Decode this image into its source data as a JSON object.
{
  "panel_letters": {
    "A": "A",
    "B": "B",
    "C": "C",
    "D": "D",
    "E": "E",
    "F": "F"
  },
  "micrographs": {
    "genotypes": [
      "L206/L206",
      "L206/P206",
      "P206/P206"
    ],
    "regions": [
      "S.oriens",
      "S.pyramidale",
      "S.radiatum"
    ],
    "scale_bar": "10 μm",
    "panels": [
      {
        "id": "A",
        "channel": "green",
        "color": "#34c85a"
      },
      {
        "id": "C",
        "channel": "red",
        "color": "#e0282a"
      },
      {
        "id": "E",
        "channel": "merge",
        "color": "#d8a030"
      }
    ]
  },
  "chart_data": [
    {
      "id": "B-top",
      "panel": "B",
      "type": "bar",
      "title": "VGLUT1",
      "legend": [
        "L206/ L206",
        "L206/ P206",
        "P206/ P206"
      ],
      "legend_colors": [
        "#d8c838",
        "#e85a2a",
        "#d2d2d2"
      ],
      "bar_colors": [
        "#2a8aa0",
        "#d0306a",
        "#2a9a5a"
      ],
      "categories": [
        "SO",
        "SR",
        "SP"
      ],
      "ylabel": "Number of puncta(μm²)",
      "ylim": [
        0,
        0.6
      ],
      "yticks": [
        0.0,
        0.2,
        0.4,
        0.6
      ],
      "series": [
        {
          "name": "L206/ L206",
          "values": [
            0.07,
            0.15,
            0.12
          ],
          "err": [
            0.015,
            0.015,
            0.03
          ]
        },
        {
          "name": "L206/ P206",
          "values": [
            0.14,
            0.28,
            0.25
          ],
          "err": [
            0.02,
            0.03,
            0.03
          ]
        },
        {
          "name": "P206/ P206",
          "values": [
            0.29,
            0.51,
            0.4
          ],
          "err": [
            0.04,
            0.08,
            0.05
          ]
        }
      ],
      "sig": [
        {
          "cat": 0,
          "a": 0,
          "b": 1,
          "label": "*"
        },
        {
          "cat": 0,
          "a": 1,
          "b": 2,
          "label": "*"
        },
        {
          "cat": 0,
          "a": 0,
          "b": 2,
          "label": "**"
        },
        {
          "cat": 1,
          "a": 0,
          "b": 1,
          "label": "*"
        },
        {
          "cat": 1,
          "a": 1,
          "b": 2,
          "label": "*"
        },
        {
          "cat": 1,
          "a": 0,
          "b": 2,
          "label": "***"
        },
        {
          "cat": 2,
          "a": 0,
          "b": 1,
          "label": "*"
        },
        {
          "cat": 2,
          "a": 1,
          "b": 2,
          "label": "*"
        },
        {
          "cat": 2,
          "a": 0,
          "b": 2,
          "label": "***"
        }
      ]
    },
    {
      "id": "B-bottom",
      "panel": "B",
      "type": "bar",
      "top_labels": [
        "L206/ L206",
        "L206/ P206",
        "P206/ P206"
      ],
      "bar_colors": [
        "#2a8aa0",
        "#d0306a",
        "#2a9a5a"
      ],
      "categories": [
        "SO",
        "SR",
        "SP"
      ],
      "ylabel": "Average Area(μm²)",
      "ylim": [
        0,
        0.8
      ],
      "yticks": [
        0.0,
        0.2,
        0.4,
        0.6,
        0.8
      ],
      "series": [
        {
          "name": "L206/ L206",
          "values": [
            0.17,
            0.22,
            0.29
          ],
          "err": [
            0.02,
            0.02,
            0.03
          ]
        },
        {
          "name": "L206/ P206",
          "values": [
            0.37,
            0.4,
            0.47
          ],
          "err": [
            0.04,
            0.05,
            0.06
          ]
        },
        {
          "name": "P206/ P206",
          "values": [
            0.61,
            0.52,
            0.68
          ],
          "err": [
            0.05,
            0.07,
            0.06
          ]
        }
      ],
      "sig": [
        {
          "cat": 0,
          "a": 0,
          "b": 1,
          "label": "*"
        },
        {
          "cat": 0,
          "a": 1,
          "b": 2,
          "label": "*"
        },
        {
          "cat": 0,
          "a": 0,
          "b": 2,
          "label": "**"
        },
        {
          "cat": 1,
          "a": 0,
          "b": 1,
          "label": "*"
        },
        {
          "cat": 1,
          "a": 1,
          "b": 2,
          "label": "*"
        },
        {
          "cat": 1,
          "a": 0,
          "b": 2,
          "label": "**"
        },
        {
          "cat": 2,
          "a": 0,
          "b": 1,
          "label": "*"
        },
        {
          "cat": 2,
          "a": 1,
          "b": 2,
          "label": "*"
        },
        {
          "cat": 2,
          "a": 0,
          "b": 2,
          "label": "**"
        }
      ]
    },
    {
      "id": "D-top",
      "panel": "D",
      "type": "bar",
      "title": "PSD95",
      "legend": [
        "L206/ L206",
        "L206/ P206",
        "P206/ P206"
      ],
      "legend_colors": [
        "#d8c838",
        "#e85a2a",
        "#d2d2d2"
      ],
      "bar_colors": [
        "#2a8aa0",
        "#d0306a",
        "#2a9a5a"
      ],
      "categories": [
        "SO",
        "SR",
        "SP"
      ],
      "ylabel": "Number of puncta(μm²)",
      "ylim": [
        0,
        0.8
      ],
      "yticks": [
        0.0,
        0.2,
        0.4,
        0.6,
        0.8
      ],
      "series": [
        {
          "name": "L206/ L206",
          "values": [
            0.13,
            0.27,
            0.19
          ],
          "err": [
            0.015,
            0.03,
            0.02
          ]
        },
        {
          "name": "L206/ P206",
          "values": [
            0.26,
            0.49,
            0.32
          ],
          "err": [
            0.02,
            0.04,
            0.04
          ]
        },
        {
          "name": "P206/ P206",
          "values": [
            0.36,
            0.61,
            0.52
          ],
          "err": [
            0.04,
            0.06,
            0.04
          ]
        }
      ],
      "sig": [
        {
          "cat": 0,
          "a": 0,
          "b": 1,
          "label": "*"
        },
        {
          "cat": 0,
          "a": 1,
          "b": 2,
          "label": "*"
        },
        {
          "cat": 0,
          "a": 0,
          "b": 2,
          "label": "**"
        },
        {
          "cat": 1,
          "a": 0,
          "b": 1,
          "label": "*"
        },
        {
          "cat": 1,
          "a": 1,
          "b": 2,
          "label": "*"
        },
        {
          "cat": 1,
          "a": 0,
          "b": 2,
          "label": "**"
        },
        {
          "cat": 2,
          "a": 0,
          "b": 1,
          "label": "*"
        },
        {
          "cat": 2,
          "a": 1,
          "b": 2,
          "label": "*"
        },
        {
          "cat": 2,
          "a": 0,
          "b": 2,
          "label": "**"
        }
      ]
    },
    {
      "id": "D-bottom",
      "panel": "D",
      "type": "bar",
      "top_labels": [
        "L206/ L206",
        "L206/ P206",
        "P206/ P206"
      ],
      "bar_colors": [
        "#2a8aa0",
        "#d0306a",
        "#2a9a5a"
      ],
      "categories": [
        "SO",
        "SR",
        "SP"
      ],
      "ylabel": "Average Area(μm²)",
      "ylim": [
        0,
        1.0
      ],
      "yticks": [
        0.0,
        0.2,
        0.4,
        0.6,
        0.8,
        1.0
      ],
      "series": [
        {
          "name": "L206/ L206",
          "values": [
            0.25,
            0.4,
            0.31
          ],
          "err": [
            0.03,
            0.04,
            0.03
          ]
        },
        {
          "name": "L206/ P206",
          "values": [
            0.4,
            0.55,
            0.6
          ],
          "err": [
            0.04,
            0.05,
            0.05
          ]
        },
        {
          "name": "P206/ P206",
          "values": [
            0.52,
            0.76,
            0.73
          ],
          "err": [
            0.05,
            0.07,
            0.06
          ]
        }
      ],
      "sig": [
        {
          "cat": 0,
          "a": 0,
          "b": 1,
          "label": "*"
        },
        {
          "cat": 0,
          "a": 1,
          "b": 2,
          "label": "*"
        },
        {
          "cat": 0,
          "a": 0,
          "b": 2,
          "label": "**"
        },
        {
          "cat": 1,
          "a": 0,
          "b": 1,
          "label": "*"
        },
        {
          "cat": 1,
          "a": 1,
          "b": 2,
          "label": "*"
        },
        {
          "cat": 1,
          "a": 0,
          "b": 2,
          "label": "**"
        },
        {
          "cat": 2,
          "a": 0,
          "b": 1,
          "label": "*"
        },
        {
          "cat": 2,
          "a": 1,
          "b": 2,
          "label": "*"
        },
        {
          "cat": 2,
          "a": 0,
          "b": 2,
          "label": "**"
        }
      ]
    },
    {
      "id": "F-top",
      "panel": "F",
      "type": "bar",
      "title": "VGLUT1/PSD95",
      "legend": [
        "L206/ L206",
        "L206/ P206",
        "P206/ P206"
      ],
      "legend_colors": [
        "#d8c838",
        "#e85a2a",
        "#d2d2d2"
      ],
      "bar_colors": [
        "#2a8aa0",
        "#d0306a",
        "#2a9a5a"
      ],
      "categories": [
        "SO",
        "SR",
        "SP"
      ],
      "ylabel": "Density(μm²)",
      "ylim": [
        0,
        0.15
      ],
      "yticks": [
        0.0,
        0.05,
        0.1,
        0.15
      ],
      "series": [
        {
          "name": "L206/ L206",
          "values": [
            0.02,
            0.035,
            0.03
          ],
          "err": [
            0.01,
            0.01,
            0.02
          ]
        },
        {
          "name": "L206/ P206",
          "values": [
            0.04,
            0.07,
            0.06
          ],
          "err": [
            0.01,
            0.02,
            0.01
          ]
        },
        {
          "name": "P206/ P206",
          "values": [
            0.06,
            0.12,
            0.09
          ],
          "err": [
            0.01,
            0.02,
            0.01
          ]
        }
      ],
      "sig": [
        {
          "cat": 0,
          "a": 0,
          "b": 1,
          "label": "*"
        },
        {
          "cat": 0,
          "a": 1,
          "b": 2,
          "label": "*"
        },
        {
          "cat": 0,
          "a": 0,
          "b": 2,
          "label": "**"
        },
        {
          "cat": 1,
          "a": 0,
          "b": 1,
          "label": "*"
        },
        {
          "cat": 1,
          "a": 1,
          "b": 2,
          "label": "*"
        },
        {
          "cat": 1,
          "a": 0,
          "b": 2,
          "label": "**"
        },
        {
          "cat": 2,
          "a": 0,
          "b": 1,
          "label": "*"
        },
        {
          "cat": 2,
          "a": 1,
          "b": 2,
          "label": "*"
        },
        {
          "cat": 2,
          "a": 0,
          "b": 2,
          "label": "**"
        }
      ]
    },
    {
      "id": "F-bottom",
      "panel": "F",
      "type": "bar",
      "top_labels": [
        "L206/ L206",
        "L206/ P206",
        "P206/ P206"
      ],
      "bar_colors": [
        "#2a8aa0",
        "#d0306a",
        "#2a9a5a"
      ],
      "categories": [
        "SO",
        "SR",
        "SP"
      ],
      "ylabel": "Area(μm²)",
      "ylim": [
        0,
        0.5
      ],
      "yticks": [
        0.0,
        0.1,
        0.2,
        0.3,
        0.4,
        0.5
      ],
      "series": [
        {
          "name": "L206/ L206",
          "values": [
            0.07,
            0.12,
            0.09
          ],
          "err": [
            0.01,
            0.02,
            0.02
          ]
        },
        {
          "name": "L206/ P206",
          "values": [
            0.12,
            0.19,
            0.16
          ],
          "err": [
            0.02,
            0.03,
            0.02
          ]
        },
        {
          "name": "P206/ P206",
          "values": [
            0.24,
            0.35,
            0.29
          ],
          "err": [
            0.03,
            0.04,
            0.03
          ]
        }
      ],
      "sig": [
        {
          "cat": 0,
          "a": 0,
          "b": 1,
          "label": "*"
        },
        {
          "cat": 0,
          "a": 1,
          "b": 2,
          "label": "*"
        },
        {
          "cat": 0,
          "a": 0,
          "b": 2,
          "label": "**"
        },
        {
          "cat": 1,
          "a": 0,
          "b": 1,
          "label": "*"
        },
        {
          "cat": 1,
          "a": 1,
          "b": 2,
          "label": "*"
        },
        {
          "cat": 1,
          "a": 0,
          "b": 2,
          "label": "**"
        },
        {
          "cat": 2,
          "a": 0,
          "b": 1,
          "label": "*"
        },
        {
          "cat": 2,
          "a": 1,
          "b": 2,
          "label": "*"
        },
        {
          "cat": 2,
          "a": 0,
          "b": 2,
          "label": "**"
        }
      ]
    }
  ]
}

++++++++++++++++++++

### The task:
Every line of the listing that holds "channel" should be found and copied.

### Reply to the exercise:
        "channel": "green",
        "channel": "red",
        "channel": "merge",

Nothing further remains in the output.